> [EXERCISE DIRECTIONS]:
Wherever the string "menu" appears, copy the whole line.

> [PROVIDED MATERIAL]:
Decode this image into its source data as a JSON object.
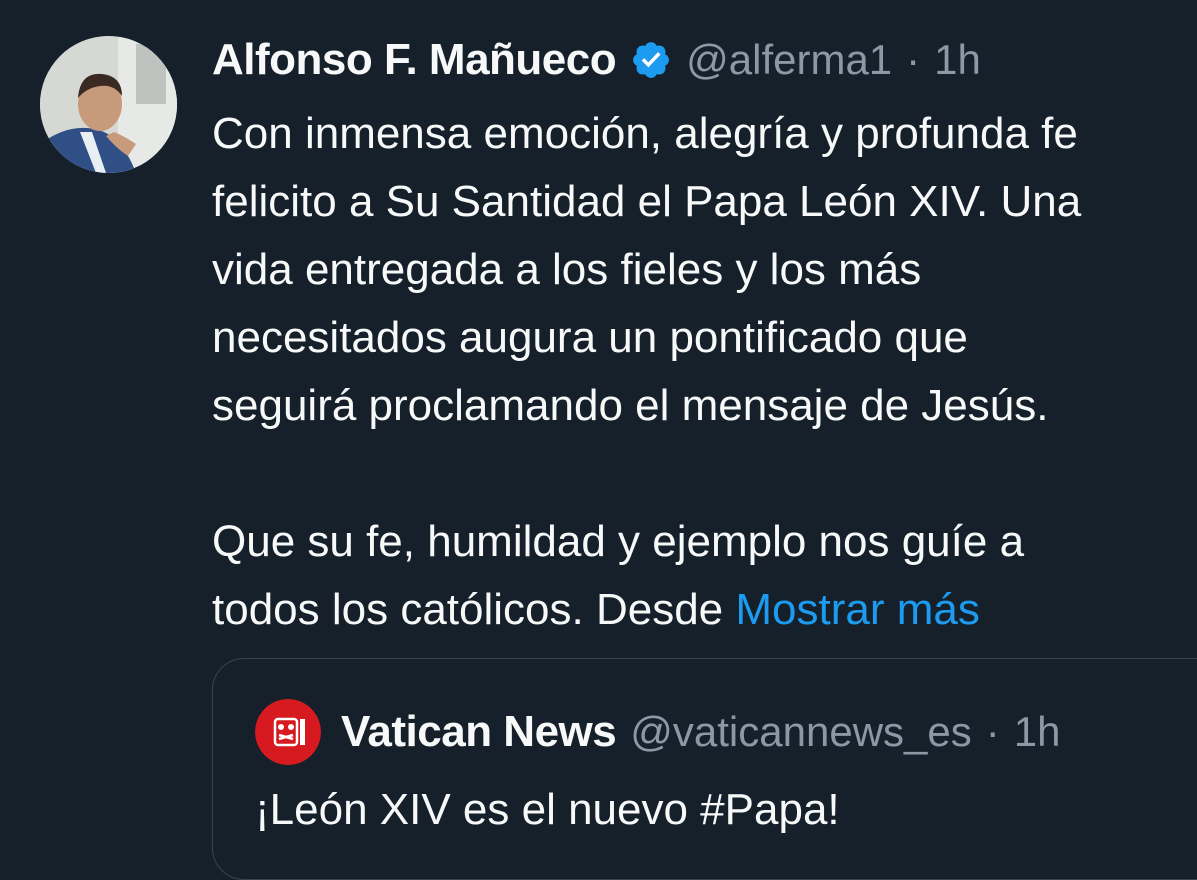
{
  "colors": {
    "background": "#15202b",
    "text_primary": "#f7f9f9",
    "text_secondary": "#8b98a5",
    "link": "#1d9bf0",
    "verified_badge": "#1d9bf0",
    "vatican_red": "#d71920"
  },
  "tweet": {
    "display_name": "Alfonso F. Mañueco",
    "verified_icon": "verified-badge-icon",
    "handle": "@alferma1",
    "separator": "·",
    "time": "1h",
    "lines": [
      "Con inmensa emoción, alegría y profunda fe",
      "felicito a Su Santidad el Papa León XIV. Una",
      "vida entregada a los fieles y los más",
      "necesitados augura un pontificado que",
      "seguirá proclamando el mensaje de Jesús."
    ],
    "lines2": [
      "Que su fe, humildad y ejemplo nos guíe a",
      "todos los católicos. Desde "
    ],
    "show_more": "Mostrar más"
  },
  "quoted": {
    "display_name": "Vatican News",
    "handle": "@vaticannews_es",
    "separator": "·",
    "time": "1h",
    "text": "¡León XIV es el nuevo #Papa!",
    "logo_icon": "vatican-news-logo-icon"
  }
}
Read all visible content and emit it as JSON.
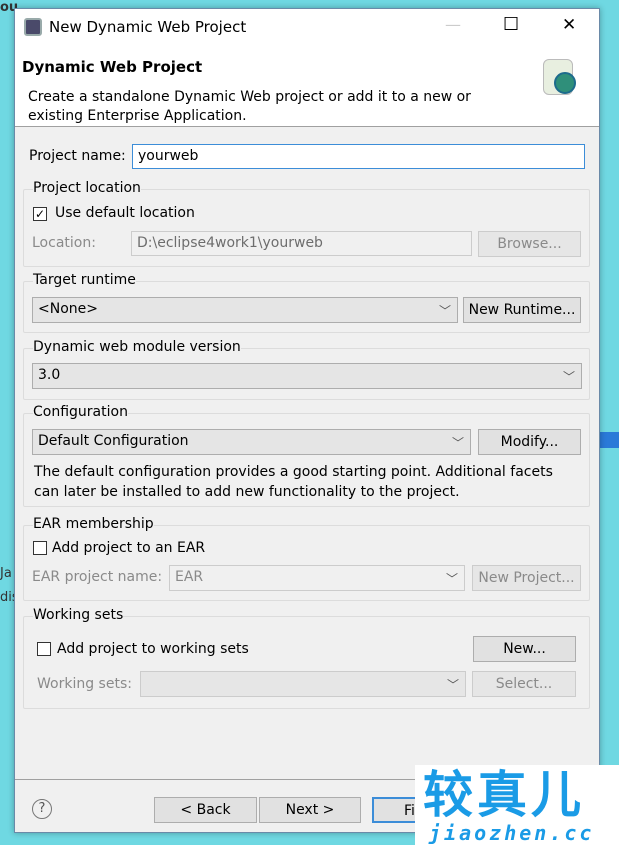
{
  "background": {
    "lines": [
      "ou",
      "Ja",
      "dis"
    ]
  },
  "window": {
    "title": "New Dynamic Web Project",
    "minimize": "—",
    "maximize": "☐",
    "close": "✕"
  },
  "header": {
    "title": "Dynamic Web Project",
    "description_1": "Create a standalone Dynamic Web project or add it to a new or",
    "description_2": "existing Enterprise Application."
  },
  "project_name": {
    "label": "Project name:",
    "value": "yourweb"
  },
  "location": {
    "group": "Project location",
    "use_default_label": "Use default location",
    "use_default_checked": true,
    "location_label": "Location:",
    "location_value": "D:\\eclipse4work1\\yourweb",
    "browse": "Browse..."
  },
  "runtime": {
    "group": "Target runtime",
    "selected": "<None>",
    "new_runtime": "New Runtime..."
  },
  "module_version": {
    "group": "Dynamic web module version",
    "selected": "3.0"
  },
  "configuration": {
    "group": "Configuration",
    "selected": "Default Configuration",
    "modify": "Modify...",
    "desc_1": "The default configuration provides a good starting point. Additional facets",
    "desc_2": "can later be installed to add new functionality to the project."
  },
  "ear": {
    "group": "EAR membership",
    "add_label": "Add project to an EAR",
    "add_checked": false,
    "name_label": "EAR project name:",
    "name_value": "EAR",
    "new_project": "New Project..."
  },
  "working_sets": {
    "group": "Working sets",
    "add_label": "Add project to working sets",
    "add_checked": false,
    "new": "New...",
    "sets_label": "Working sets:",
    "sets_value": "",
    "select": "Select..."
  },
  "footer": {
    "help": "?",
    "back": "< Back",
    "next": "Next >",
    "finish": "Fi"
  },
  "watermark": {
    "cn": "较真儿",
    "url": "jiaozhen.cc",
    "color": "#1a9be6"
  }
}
--
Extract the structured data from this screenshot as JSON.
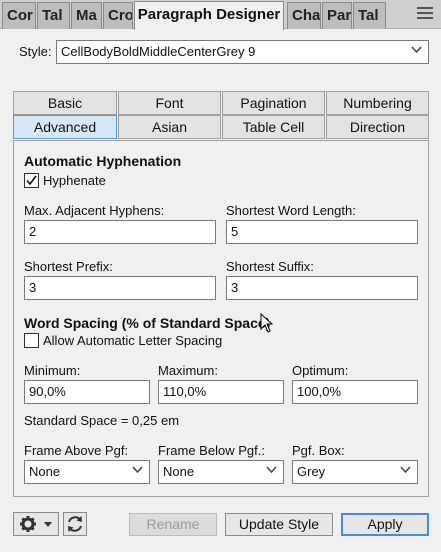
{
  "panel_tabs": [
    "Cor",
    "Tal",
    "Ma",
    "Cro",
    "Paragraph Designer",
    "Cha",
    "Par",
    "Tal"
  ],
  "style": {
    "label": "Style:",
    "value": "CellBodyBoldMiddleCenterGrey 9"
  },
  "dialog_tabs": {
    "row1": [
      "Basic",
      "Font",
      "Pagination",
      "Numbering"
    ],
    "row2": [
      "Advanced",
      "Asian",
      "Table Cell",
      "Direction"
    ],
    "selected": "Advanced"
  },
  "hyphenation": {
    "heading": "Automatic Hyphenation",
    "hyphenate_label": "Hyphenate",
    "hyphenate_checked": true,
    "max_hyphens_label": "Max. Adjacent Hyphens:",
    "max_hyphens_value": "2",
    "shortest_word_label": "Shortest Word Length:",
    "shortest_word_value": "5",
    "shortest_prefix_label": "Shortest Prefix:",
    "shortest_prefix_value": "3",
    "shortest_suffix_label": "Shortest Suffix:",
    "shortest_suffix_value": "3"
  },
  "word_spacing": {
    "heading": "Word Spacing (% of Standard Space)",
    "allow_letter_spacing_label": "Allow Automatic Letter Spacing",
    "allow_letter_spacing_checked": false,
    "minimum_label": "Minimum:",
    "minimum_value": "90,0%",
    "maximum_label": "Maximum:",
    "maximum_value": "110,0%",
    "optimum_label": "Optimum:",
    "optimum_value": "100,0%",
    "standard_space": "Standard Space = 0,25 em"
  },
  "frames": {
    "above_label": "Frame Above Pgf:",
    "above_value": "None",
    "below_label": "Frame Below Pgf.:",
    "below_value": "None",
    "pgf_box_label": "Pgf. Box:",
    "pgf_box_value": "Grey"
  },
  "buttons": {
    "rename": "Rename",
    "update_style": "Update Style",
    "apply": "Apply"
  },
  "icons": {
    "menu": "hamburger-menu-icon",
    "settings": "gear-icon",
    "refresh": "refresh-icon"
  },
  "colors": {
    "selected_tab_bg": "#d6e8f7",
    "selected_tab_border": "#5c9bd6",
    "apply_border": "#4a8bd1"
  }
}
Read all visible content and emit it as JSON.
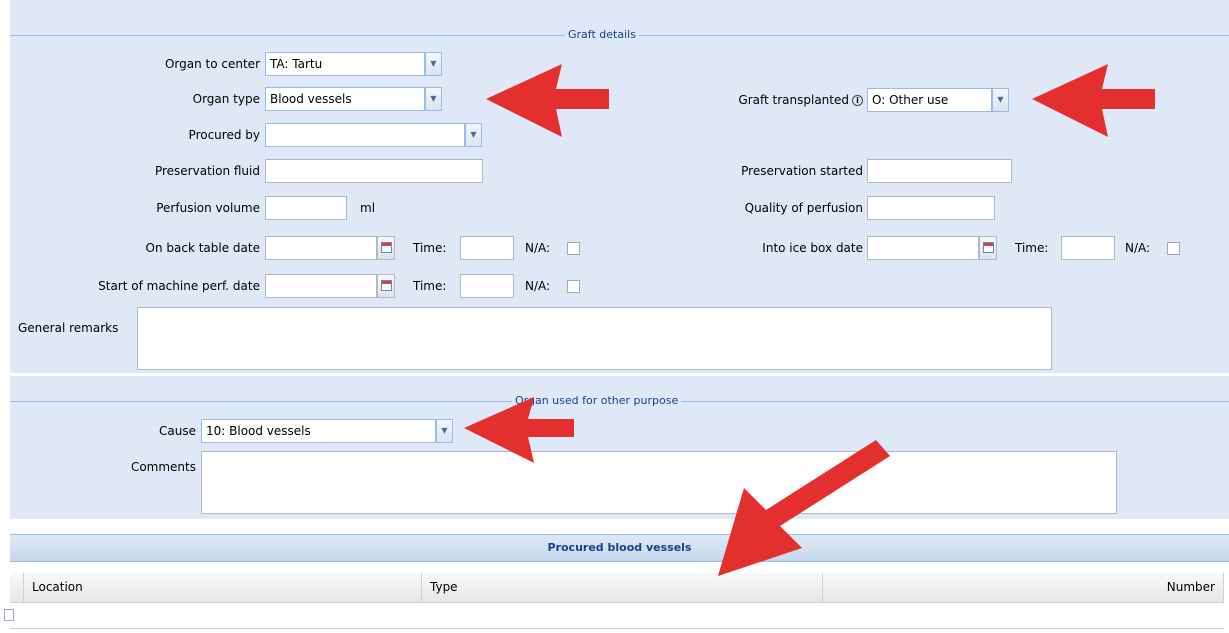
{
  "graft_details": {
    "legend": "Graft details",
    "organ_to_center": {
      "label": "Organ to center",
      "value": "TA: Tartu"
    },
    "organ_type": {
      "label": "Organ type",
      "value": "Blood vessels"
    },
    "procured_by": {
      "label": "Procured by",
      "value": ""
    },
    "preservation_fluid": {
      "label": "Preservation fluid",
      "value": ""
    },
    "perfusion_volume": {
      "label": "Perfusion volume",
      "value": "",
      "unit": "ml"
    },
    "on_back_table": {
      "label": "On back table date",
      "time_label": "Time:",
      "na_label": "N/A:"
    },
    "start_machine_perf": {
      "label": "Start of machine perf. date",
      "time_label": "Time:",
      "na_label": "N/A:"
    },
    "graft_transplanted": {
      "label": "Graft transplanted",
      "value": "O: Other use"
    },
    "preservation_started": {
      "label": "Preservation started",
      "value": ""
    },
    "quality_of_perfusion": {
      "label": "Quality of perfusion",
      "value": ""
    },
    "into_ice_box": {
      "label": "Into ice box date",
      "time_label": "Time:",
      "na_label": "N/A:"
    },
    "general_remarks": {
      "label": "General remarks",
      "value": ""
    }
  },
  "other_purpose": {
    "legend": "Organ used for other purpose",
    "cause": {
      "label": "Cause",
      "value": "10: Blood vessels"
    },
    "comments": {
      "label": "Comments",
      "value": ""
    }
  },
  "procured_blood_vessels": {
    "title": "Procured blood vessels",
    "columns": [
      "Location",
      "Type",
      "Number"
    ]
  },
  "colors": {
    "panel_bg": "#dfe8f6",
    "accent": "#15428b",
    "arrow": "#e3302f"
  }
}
--
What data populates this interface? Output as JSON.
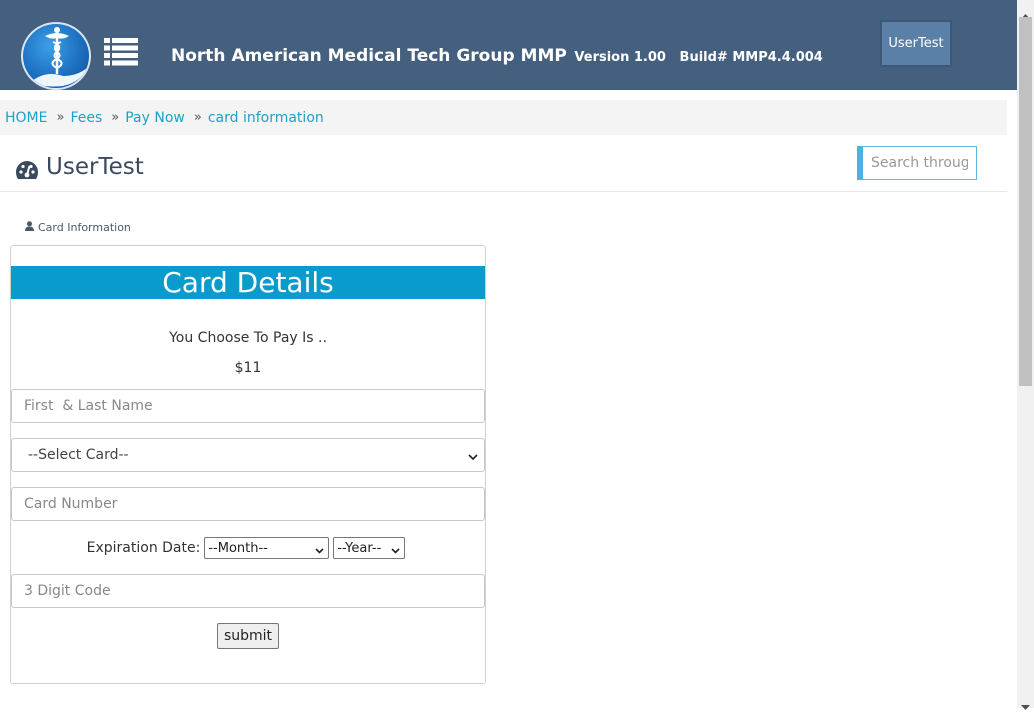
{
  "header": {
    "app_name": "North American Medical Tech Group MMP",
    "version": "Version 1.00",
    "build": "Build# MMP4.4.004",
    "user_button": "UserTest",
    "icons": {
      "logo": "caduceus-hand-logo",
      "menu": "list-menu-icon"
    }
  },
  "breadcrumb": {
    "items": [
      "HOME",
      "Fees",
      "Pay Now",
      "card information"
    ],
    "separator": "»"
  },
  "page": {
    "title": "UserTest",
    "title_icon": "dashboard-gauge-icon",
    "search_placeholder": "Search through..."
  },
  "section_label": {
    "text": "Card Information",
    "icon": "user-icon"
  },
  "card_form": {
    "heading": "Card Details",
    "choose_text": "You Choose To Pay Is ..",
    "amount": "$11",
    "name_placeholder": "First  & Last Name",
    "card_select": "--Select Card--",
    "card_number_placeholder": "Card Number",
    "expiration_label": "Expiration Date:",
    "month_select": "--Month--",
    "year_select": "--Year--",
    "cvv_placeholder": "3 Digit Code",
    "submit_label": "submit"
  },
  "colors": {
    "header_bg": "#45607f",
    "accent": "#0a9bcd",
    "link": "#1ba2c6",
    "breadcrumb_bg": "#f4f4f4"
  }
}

> [RESPONSE TO THE EXERCISE]:
    "menu": "hamburger-menu-icon",
      "menu": "list-menu-icon"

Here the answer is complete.